* [PROBLEM TO SOLVE] Determine which lines contain the word "Personalization", then copy those lines.

* [PROVIDED INFORMATION]
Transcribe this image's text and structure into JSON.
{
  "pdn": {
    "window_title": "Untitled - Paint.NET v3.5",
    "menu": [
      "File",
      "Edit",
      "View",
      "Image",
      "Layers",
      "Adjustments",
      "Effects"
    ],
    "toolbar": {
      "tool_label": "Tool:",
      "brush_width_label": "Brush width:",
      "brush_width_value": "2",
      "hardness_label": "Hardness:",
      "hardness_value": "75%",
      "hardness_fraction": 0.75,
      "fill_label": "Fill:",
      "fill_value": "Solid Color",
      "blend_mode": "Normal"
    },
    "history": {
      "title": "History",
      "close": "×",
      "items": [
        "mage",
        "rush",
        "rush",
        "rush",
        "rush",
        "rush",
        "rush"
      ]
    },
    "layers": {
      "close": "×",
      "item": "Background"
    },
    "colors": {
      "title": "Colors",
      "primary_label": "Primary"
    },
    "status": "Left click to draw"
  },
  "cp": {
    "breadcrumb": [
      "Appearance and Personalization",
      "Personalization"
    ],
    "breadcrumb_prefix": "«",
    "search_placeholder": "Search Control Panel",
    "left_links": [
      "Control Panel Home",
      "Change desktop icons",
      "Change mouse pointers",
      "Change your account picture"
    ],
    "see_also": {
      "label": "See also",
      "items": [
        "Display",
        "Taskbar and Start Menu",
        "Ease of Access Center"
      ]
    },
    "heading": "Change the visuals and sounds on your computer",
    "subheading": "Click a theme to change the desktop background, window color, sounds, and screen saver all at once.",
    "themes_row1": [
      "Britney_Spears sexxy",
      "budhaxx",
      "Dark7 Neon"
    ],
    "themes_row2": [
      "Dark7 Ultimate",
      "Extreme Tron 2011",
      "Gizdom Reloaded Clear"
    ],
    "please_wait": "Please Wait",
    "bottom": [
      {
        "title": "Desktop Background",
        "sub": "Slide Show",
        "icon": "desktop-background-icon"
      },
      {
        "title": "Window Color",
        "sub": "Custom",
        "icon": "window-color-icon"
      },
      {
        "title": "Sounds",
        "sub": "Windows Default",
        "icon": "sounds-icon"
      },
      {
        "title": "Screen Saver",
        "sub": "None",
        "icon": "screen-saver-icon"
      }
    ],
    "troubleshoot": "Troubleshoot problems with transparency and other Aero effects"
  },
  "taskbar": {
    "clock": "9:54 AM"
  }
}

* [FULL ANSWER]
      "Appearance and Personalization",
      "Personalization"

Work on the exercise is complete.